Bevor Kimura Anfang Januar dieses Jahres seinen Posten in Budapest antrat, war er Botschafter in Timor-Leste, Botschafter für Wirtschafts-, Sozial- und VN-Verwaltungsangelegenheiten bei der Ständigen Vertretung Japans bei den Vereinten Nationen in New York sowie davor Generalkonsul in München. Jene Aufgabe hatte ihn zurück in die bayerische Landeshauptstadt geführt, wo er bereits nach seinem Eintritt in das japanische Außenministerium einen Masterabschluss in Politikwissenschaft erworben und auch fließend Deutsch gelernt hatte – die Sprache, die er den ganzen Abend über eindrucksvoll einsetzte.  

Dabei ist ein Auslandsstudium für viele Japaner aufgrund finanzieller Hürden und geografischer Faktoren keineswegs so selbstverständlich wie in Ungarn, Österreich oder Deutschland. Im Ausland indes wird die große Popularität der japanischen Kultur nicht zuletzt durch den Ansatz der japanischen Regierung genährt, die Positionierung des Landes zwischen Tradition und Moderne – unter dem Begriff “Cool Japan“ – als Instrument der Soft Power einzusetzen.

AUFGABENSTELLUNG: Geben Sie den Abschnitt des vorliegenden Textes wortgetreu aus, der bei den Wörtern „Dabei ist ein“ beginnt und nach den Wörtern „Soft Power einzusetzen.“ endet. Das nachstehende Material ist hierfür ohne Belang.

Daten zur Erkennung des Dokumentlayouts:
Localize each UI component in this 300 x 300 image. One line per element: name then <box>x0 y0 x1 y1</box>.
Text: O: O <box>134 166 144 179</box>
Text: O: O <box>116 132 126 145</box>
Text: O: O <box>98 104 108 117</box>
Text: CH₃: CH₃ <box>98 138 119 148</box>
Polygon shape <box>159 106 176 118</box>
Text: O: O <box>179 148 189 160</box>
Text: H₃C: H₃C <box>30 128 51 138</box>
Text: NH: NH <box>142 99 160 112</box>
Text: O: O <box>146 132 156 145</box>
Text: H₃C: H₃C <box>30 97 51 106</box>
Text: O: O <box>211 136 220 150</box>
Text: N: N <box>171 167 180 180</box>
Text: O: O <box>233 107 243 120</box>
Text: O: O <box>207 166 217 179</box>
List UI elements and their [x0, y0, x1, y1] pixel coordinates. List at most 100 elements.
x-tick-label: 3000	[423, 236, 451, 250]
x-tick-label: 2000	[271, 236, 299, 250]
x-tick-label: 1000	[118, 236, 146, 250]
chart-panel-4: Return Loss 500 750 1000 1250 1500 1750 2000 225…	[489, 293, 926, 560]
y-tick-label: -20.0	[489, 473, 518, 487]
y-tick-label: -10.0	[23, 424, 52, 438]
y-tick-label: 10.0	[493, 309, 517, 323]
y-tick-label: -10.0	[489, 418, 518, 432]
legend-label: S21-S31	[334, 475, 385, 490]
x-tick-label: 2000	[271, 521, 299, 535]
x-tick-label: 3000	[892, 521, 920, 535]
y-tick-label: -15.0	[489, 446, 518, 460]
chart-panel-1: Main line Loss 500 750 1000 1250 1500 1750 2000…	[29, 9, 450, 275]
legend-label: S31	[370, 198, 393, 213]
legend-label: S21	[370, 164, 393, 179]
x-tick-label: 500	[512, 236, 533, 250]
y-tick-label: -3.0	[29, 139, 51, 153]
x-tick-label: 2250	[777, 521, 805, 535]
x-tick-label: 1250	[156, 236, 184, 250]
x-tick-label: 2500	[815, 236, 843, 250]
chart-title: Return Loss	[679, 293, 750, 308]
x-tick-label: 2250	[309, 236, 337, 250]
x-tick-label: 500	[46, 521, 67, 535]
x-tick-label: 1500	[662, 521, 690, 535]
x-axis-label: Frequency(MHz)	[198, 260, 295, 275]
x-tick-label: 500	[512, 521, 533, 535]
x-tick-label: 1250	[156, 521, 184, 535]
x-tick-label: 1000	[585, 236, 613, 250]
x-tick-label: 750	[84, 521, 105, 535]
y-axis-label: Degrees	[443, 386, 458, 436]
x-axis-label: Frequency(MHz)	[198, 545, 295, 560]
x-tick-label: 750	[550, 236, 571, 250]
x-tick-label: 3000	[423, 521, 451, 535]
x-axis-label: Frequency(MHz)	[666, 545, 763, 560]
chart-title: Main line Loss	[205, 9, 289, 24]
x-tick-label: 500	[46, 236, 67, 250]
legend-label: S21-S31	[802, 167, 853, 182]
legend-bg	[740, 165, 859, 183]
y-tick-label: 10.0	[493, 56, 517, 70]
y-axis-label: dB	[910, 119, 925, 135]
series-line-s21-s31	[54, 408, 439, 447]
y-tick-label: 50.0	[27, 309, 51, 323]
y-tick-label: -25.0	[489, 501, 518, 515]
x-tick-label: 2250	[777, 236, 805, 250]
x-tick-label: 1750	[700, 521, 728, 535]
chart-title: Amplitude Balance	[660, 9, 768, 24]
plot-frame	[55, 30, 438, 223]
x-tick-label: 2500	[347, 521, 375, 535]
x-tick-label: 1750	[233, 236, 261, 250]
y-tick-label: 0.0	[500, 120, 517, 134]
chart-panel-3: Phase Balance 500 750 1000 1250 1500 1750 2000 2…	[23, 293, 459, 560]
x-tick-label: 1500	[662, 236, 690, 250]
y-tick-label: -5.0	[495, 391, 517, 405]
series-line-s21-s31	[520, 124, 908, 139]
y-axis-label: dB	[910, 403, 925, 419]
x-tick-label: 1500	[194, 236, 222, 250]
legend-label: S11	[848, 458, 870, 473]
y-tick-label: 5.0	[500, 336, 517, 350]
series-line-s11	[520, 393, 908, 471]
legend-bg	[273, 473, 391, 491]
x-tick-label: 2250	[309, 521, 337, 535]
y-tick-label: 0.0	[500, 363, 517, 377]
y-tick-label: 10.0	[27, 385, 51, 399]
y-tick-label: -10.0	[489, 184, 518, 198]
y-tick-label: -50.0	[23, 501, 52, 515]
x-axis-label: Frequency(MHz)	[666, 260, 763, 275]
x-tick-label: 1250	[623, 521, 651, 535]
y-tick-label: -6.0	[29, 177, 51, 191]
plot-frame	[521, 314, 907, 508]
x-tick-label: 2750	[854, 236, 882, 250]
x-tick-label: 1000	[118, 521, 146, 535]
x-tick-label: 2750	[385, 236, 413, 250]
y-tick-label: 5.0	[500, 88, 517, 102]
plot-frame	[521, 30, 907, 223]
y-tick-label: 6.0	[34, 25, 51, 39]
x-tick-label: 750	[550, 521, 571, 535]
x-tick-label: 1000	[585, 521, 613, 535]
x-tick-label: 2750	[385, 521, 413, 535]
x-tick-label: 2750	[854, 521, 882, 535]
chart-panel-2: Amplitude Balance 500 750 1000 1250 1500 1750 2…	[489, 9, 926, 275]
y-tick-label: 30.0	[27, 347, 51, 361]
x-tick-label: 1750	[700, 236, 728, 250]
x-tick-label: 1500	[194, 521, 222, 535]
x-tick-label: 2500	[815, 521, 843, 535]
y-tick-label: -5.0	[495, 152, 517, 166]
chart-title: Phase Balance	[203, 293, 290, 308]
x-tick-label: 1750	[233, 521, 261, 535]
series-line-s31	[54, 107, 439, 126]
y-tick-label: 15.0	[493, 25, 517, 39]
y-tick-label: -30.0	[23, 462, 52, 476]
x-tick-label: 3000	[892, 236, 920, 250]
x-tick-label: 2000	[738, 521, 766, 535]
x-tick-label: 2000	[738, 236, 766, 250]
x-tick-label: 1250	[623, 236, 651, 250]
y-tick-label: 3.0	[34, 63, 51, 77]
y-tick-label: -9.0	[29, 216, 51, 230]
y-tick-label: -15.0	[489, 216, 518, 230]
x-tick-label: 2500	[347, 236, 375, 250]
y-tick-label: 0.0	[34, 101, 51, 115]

LÖSUNG DER AUFGABE:
Dabei ist ein Auslandsstudium für viele Japaner aufgrund finanzieller Hürden und geografischer Faktoren keineswegs so selbstverständlich wie in Ungarn, Österreich oder Deutschland. Im Ausland indes wird die große Popularität der japanischen Kultur nicht zuletzt durch den Ansatz der japanischen Regierung genährt, die Positionierung des Landes zwischen Tradition und Moderne – unter dem Begriff “Cool Japan“ – als Instrument der Soft Power einzusetzen.